- **Written task**: What lines of the data hold the string "Planner"? Pull each one out.

[START OF Provided data]

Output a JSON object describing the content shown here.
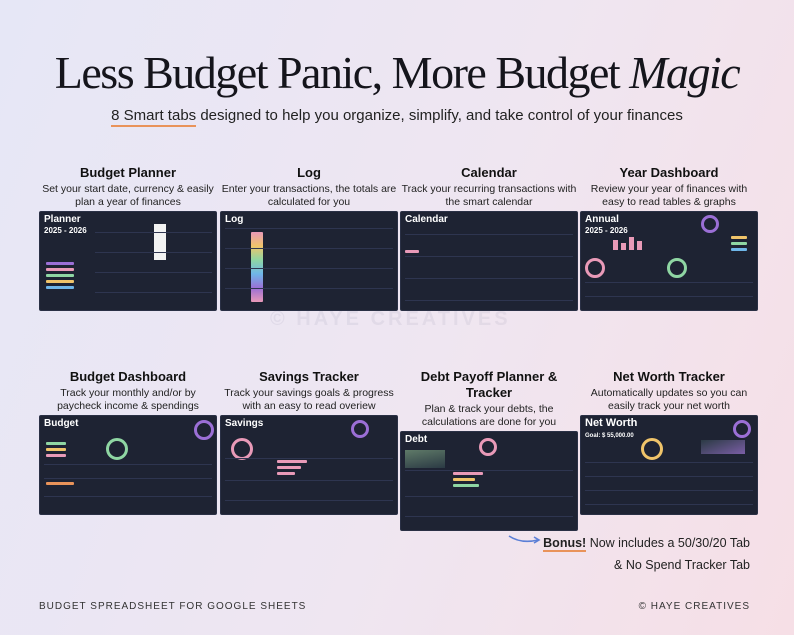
{
  "headline": {
    "part1": "Less Budget Panic, More Budget ",
    "italic": "Magic"
  },
  "subline": {
    "highlight": "8 Smart tabs",
    "rest": " designed to help you organize, simplify, and take control of your finances"
  },
  "cards": [
    {
      "title": "Budget Planner",
      "desc": "Set your start date, currency & easily plan a year of finances",
      "screen_title": "Planner",
      "screen_sub": "2025 - 2026"
    },
    {
      "title": "Log",
      "desc": "Enter your transactions, the totals are calculated for you",
      "screen_title": "Log",
      "screen_sub": ""
    },
    {
      "title": "Calendar",
      "desc": "Track your recurring transactions with the smart calendar",
      "screen_title": "Calendar",
      "screen_sub": ""
    },
    {
      "title": "Year Dashboard",
      "desc": "Review your year of finances with easy to read tables & graphs",
      "screen_title": "Annual",
      "screen_sub": "2025 - 2026"
    },
    {
      "title": "Budget Dashboard",
      "desc": "Track your monthly and/or by paycheck income & spendings",
      "screen_title": "Budget",
      "screen_sub": ""
    },
    {
      "title": "Savings Tracker",
      "desc": "Track your savings goals & progress with an easy to read overiew",
      "screen_title": "Savings",
      "screen_sub": ""
    },
    {
      "title": "Debt Payoff Planner & Tracker",
      "desc": "Plan & track your debts, the calculations are done for you",
      "screen_title": "Debt",
      "screen_sub": ""
    },
    {
      "title": "Net Worth Tracker",
      "desc": "Automatically updates so you can easily track your net worth",
      "screen_title": "Net Worth",
      "screen_sub": "Goal: $ 55,000.00"
    }
  ],
  "watermark": "© HAYE CREATIVES",
  "bonus": {
    "bold": "Bonus!",
    "line1": " Now includes a 50/30/20 Tab",
    "line2": "& No Spend Tracker Tab"
  },
  "footer": {
    "left": "BUDGET SPREADSHEET FOR GOOGLE SHEETS",
    "right": "© HAYE CREATIVES"
  },
  "colors": {
    "accent_underline": "#e9935a",
    "screen_bg": "#1e2333",
    "arrow": "#5b7fd6"
  }
}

[END OF Provided data]

- **Full solution**:
      "title": "Budget Planner",
      "screen_title": "Planner",
      "title": "Debt Payoff Planner & Tracker",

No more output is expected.